What lines of the data hold the string "عربيا"? Pull each one out.

> [Extracted records]:
# # #

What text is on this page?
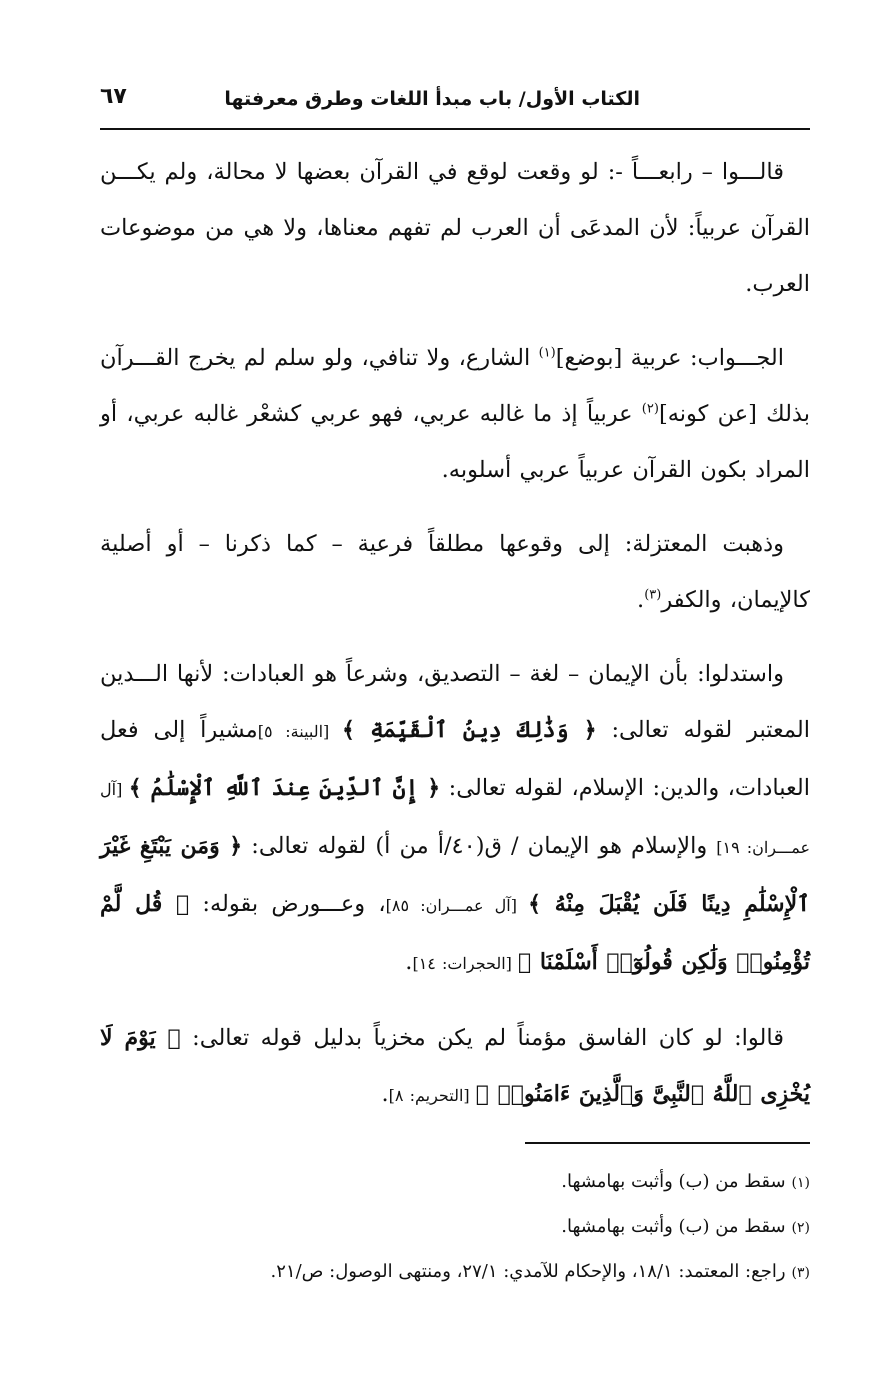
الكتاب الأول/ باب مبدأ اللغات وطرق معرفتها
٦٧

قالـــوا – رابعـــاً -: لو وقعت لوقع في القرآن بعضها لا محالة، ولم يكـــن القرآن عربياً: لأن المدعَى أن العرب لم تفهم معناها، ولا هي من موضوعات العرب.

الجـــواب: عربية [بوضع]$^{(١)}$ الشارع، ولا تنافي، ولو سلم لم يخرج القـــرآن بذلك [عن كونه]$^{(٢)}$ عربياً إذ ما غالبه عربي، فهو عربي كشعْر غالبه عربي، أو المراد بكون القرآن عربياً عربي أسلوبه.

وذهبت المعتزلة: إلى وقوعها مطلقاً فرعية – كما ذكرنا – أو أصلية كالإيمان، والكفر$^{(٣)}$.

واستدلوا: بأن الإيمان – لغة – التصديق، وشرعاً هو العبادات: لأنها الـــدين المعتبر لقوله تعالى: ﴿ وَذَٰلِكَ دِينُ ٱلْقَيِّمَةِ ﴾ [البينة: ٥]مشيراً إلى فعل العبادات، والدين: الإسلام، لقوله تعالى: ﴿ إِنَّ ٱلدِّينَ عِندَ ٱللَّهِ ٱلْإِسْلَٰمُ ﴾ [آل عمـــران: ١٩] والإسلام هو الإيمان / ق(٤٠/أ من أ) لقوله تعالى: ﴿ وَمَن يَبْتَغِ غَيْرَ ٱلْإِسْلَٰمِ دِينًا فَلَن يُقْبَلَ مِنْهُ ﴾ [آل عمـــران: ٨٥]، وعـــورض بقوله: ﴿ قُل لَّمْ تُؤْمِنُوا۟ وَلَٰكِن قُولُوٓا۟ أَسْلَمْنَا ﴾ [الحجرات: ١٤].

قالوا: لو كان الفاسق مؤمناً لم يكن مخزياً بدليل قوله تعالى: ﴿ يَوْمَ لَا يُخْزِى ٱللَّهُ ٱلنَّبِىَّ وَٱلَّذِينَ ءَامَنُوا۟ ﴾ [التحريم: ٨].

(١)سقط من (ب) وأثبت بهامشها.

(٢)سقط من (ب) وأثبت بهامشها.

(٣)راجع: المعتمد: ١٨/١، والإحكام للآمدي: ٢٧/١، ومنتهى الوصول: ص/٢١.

# # #

> [Answer to this exercise]:
قالـــوا – رابعـــاً -: لو وقعت لوقع في القرآن بعضها لا محالة، ولم يكـــن القرآن عربياً: لأن المدعَى أن العرب لم تفهم معناها، ولا هي من موضوعات العرب.
الجـــواب: عربية [بوضع]$^{(١)}$ الشارع، ولا تنافي، ولو سلم لم يخرج القـــرآن بذلك [عن كونه]$^{(٢)}$ عربياً إذ ما غالبه عربي، فهو عربي كشعْر غالبه عربي، أو المراد بكون القرآن عربياً عربي أسلوبه.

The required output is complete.